begin Extracted information

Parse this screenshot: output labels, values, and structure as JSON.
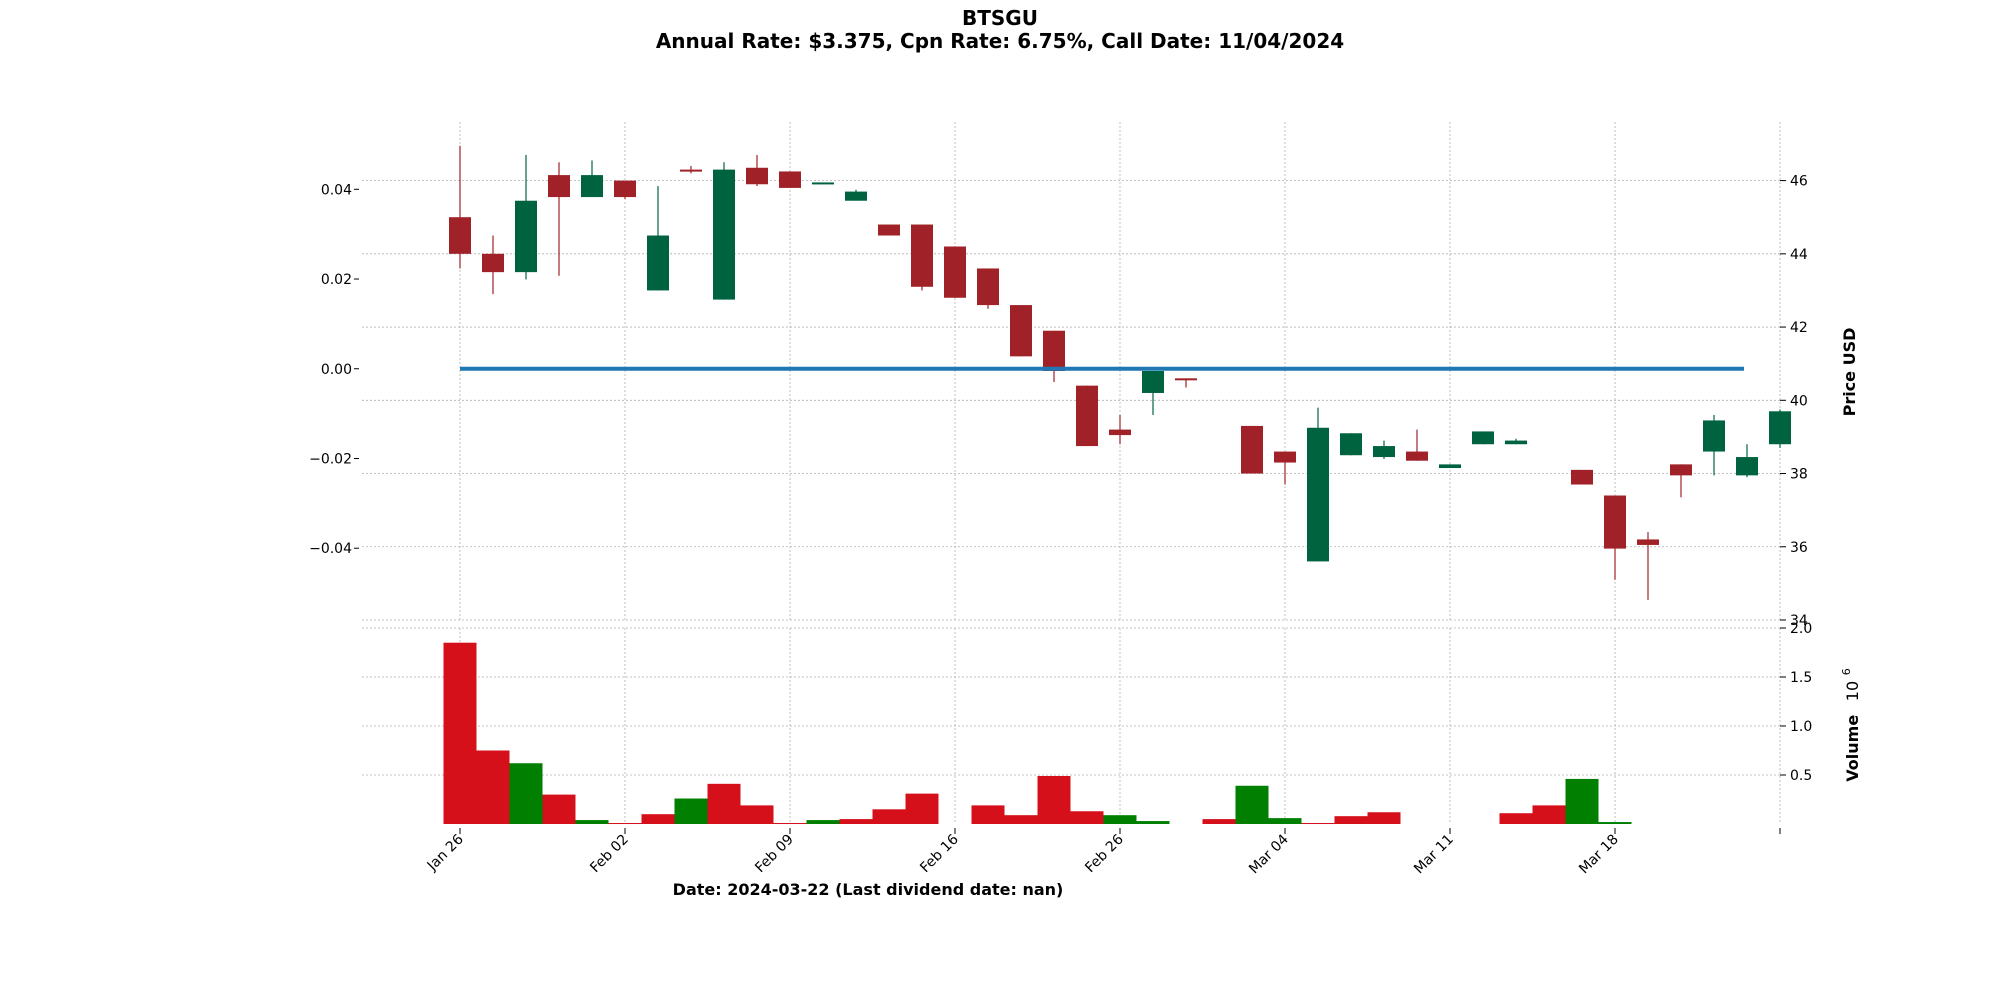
{
  "chart_data": {
    "type": "candlestick",
    "title": "BTSGU",
    "subtitle": "Annual Rate: $3.375, Cpn Rate: 6.75%, Call Date: 11/04/2024",
    "xlabel": "Date: 2024-03-22   (Last dividend date: nan)",
    "ylabel_price": "Price USD",
    "ylabel_volume": "Volume  $10^6$",
    "volume_axis_label": "Volume",
    "volume_axis_multiplier": "10",
    "volume_axis_exponent": "6",
    "left_axis": {
      "ylim": [
        -0.056,
        0.055
      ],
      "ticks": [
        "0.04",
        "0.02",
        "0.00",
        "−0.02",
        "−0.04"
      ],
      "tick_values": [
        0.04,
        0.02,
        0.0,
        -0.02,
        -0.04
      ]
    },
    "price_axis": {
      "ylim": [
        34.0,
        47.6
      ],
      "ticks": [
        "46",
        "44",
        "42",
        "40",
        "38",
        "36",
        "34"
      ],
      "tick_values": [
        46,
        44,
        42,
        40,
        38,
        36,
        34
      ]
    },
    "volume_axis": {
      "ylim": [
        0,
        2.0
      ],
      "ticks": [
        "0.5",
        "1.0",
        "1.5",
        "2.0"
      ],
      "tick_values": [
        0.5,
        1.0,
        1.5,
        2.0
      ],
      "unit": "millions"
    },
    "x_ticks": [
      {
        "label": "Jan 26",
        "index": 0
      },
      {
        "label": "Feb 02",
        "index": 5
      },
      {
        "label": "Feb 09",
        "index": 10
      },
      {
        "label": "Feb 16",
        "index": 15
      },
      {
        "label": "Feb 26",
        "index": 20
      },
      {
        "label": "Mar 04",
        "index": 25
      },
      {
        "label": "Mar 11",
        "index": 30
      },
      {
        "label": "Mar 18",
        "index": 35
      },
      {
        "label": "",
        "index": 40
      }
    ],
    "zero_line_value": 0.0,
    "colors": {
      "up": "#006340",
      "down": "#a02128",
      "volume_up": "#007f00",
      "volume_down": "#d5101a",
      "zero_line": "#1f77b4",
      "grid": "#b0b0b0"
    },
    "candles": [
      {
        "i": 0,
        "open": 45.0,
        "high": 46.95,
        "low": 43.6,
        "close": 44.0
      },
      {
        "i": 1,
        "open": 44.0,
        "high": 44.5,
        "low": 42.9,
        "close": 43.5
      },
      {
        "i": 2,
        "open": 43.5,
        "high": 46.7,
        "low": 43.3,
        "close": 45.45
      },
      {
        "i": 3,
        "open": 46.15,
        "high": 46.5,
        "low": 43.4,
        "close": 45.55
      },
      {
        "i": 4,
        "open": 45.55,
        "high": 46.55,
        "low": 45.55,
        "close": 46.15
      },
      {
        "i": 5,
        "open": 46.0,
        "high": 46.0,
        "low": 45.5,
        "close": 45.55
      },
      {
        "i": 6,
        "open": 43.0,
        "high": 45.85,
        "low": 43.0,
        "close": 44.5
      },
      {
        "i": 7,
        "open": 46.3,
        "high": 46.4,
        "low": 46.2,
        "close": 46.25
      },
      {
        "i": 8,
        "open": 42.75,
        "high": 46.5,
        "low": 42.75,
        "close": 46.3
      },
      {
        "i": 9,
        "open": 46.35,
        "high": 46.7,
        "low": 45.85,
        "close": 45.9
      },
      {
        "i": 10,
        "open": 46.25,
        "high": 46.25,
        "low": 45.8,
        "close": 45.8
      },
      {
        "i": 11,
        "open": 45.95,
        "high": 45.95,
        "low": 45.9,
        "close": 45.95
      },
      {
        "i": 12,
        "open": 45.45,
        "high": 45.75,
        "low": 45.45,
        "close": 45.7
      },
      {
        "i": 13,
        "open": 44.8,
        "high": 44.8,
        "low": 44.5,
        "close": 44.5
      },
      {
        "i": 14,
        "open": 44.8,
        "high": 44.8,
        "low": 43.0,
        "close": 43.1
      },
      {
        "i": 15,
        "open": 44.2,
        "high": 44.2,
        "low": 42.8,
        "close": 42.8
      },
      {
        "i": 16,
        "open": 43.6,
        "high": 43.6,
        "low": 42.5,
        "close": 42.6
      },
      {
        "i": 17,
        "open": 42.6,
        "high": 42.6,
        "low": 41.2,
        "close": 41.2
      },
      {
        "i": 18,
        "open": 41.9,
        "high": 41.9,
        "low": 40.5,
        "close": 40.8
      },
      {
        "i": 19,
        "open": 40.4,
        "high": 40.4,
        "low": 38.75,
        "close": 38.75
      },
      {
        "i": 20,
        "open": 39.2,
        "high": 39.6,
        "low": 38.8,
        "close": 39.05
      },
      {
        "i": 21,
        "open": 40.2,
        "high": 40.8,
        "low": 39.6,
        "close": 40.8
      },
      {
        "i": 22,
        "open": 40.6,
        "high": 40.6,
        "low": 40.35,
        "close": 40.55
      },
      {
        "i": 24,
        "open": 39.3,
        "high": 39.3,
        "low": 38.0,
        "close": 38.0
      },
      {
        "i": 25,
        "open": 38.6,
        "high": 38.6,
        "low": 37.7,
        "close": 38.3
      },
      {
        "i": 26,
        "open": 35.6,
        "high": 39.8,
        "low": 35.6,
        "close": 39.25
      },
      {
        "i": 27,
        "open": 38.5,
        "high": 39.1,
        "low": 38.5,
        "close": 39.1
      },
      {
        "i": 28,
        "open": 38.45,
        "high": 38.9,
        "low": 38.4,
        "close": 38.75
      },
      {
        "i": 29,
        "open": 38.6,
        "high": 39.2,
        "low": 38.35,
        "close": 38.35
      },
      {
        "i": 30,
        "open": 38.15,
        "high": 38.25,
        "low": 38.15,
        "close": 38.25
      },
      {
        "i": 31,
        "open": 38.8,
        "high": 39.15,
        "low": 38.8,
        "close": 39.15
      },
      {
        "i": 32,
        "open": 38.8,
        "high": 38.95,
        "low": 38.8,
        "close": 38.9
      },
      {
        "i": 34,
        "open": 38.1,
        "high": 38.1,
        "low": 37.7,
        "close": 37.7
      },
      {
        "i": 35,
        "open": 37.4,
        "high": 37.4,
        "low": 35.1,
        "close": 35.95
      },
      {
        "i": 36,
        "open": 36.2,
        "high": 36.4,
        "low": 34.55,
        "close": 36.05
      },
      {
        "i": 37,
        "open": 38.25,
        "high": 38.25,
        "low": 37.35,
        "close": 37.95
      },
      {
        "i": 38,
        "open": 38.6,
        "high": 39.6,
        "low": 37.95,
        "close": 39.45
      },
      {
        "i": 39,
        "open": 37.95,
        "high": 38.8,
        "low": 37.9,
        "close": 38.45
      },
      {
        "i": 40,
        "open": 38.8,
        "high": 39.75,
        "low": 38.7,
        "close": 39.7
      }
    ],
    "volume": [
      {
        "i": 0,
        "value": 1.85,
        "dir": "down"
      },
      {
        "i": 1,
        "value": 0.75,
        "dir": "down"
      },
      {
        "i": 2,
        "value": 0.62,
        "dir": "up"
      },
      {
        "i": 3,
        "value": 0.3,
        "dir": "down"
      },
      {
        "i": 4,
        "value": 0.04,
        "dir": "up"
      },
      {
        "i": 5,
        "value": 0.01,
        "dir": "down"
      },
      {
        "i": 6,
        "value": 0.1,
        "dir": "down"
      },
      {
        "i": 7,
        "value": 0.26,
        "dir": "up"
      },
      {
        "i": 8,
        "value": 0.41,
        "dir": "down"
      },
      {
        "i": 9,
        "value": 0.19,
        "dir": "down"
      },
      {
        "i": 10,
        "value": 0.01,
        "dir": "down"
      },
      {
        "i": 11,
        "value": 0.04,
        "dir": "up"
      },
      {
        "i": 12,
        "value": 0.05,
        "dir": "down"
      },
      {
        "i": 13,
        "value": 0.15,
        "dir": "down"
      },
      {
        "i": 14,
        "value": 0.31,
        "dir": "down"
      },
      {
        "i": 16,
        "value": 0.19,
        "dir": "down"
      },
      {
        "i": 17,
        "value": 0.09,
        "dir": "down"
      },
      {
        "i": 18,
        "value": 0.49,
        "dir": "down"
      },
      {
        "i": 19,
        "value": 0.13,
        "dir": "down"
      },
      {
        "i": 20,
        "value": 0.09,
        "dir": "up"
      },
      {
        "i": 21,
        "value": 0.03,
        "dir": "up"
      },
      {
        "i": 23,
        "value": 0.05,
        "dir": "down"
      },
      {
        "i": 24,
        "value": 0.39,
        "dir": "up"
      },
      {
        "i": 25,
        "value": 0.06,
        "dir": "up"
      },
      {
        "i": 26,
        "value": 0.01,
        "dir": "down"
      },
      {
        "i": 27,
        "value": 0.08,
        "dir": "down"
      },
      {
        "i": 28,
        "value": 0.12,
        "dir": "down"
      },
      {
        "i": 32,
        "value": 0.11,
        "dir": "down"
      },
      {
        "i": 33,
        "value": 0.19,
        "dir": "down"
      },
      {
        "i": 34,
        "value": 0.46,
        "dir": "up"
      },
      {
        "i": 35,
        "value": 0.02,
        "dir": "up"
      }
    ]
  }
}
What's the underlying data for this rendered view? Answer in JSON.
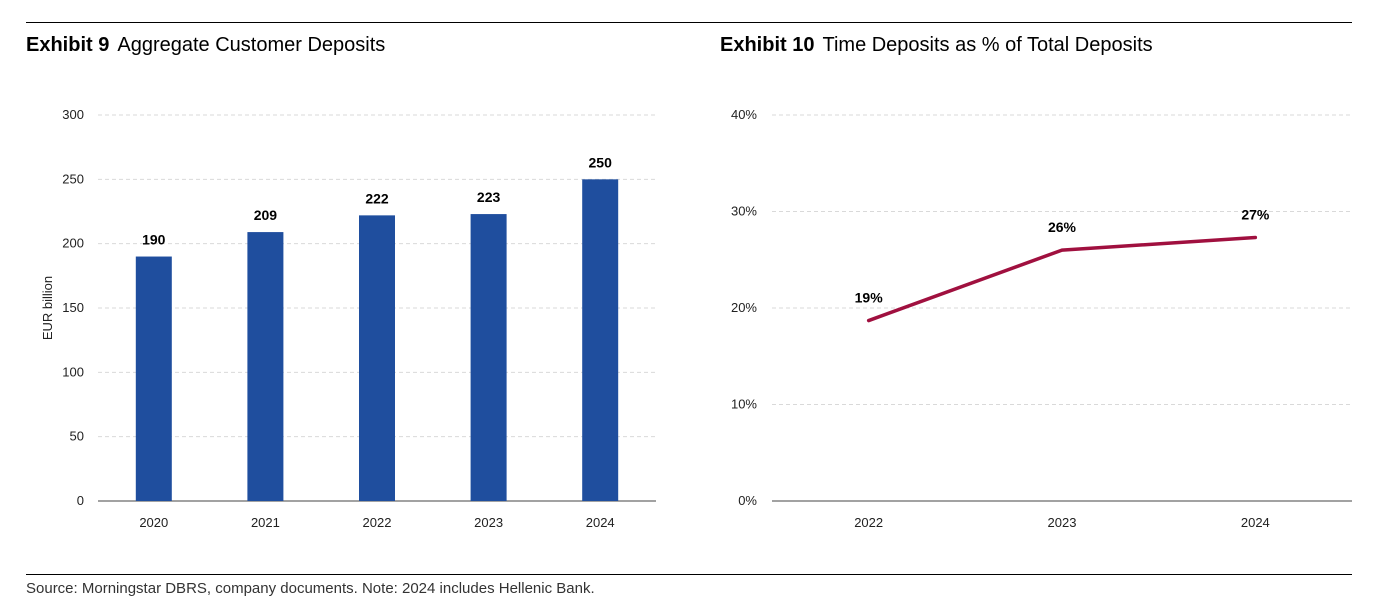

end Extracted information

Directions >>
Pick out and copy the lines of the entries that hold the string "JSON".

Finished answer >>
Parse this screenshot: output labels, values, and structure as JSON.
What's the underlying data for this rendered view? Answer in JSON.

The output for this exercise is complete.